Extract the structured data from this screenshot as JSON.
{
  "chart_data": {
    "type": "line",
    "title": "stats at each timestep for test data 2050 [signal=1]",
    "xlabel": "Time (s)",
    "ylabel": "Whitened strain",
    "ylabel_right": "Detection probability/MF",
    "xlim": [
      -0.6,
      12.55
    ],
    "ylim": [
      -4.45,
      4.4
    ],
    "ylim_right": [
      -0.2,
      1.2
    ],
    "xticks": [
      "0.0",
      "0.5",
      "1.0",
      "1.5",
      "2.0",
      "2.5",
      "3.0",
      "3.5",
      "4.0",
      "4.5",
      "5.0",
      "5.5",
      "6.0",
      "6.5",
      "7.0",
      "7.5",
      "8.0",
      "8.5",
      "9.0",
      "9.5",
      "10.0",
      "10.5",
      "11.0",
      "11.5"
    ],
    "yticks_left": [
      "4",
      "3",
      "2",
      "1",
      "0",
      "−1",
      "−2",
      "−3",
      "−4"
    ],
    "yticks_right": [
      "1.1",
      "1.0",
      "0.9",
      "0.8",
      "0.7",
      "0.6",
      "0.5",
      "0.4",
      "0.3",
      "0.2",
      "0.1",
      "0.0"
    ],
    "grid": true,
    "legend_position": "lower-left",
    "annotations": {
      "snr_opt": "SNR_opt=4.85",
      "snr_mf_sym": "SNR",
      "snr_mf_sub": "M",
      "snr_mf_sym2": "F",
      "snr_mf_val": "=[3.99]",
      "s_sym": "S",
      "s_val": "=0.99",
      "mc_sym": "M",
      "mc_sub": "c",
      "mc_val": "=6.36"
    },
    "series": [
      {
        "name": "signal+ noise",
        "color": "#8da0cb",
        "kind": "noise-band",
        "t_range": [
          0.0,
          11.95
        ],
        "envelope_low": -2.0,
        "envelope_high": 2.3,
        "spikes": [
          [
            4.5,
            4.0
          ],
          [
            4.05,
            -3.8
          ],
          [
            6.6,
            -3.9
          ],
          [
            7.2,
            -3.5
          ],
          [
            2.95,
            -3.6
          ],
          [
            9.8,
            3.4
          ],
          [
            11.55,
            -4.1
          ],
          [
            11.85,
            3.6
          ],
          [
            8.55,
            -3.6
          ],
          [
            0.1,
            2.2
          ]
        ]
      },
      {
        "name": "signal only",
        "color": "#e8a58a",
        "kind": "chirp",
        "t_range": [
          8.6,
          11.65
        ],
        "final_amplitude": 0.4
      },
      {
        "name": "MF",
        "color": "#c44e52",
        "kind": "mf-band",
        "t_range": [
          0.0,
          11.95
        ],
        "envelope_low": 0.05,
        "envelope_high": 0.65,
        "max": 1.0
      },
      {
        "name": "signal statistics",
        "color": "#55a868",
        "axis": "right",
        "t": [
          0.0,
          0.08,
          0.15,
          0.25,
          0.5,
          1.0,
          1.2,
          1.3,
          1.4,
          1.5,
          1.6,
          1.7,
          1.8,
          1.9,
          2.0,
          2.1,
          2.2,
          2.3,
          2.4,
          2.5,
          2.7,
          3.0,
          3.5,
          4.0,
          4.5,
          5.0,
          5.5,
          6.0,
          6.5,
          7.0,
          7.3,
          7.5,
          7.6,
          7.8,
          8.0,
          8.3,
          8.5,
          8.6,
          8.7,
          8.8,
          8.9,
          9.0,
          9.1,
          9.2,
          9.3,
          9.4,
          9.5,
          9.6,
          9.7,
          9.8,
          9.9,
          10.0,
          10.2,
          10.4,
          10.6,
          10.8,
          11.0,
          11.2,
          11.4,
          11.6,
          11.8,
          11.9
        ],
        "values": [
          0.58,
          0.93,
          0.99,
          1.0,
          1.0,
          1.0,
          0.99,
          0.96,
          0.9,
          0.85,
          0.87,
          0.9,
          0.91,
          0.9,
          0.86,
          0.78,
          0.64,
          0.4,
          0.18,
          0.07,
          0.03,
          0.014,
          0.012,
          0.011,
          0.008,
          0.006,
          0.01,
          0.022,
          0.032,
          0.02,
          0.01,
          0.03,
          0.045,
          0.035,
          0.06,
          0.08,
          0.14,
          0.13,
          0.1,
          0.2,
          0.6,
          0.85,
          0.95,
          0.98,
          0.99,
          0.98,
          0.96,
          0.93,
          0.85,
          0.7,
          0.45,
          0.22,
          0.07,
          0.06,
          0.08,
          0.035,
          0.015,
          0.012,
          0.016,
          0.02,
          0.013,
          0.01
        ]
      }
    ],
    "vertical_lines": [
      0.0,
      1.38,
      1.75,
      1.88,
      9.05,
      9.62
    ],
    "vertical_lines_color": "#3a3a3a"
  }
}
--
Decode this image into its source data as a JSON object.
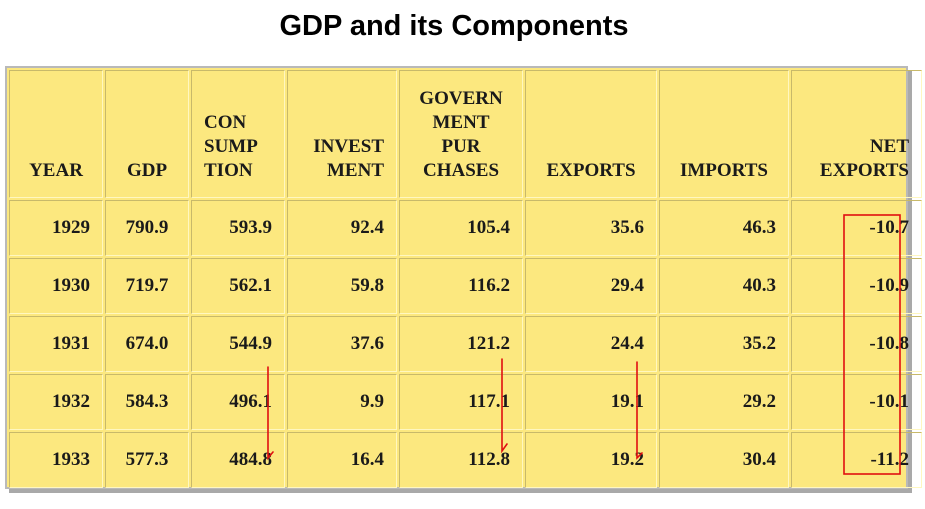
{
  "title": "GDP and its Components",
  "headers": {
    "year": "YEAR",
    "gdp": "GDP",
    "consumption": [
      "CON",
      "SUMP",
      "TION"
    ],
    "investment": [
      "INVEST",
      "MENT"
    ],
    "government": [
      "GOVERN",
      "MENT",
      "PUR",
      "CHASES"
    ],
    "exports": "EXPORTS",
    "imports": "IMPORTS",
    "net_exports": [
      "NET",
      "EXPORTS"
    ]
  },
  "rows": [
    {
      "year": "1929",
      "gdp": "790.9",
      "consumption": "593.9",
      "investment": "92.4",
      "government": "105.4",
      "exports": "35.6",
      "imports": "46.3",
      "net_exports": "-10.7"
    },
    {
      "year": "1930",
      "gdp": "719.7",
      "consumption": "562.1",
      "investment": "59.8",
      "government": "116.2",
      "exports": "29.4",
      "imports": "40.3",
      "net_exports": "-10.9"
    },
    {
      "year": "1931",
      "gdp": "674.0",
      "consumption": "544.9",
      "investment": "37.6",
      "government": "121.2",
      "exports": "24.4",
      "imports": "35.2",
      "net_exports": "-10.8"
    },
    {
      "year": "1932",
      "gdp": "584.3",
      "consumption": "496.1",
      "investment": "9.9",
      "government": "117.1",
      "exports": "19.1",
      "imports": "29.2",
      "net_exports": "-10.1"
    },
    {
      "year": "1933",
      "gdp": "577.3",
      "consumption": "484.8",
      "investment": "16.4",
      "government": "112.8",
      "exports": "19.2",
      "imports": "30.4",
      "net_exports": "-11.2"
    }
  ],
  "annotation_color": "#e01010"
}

▶ Given instruction:
All lines that include "this" are to be gathered and copied.

▶ Exercise output:
Extract the structured data from this screenshot as JSON.
Decode this image into its source data as a JSON object.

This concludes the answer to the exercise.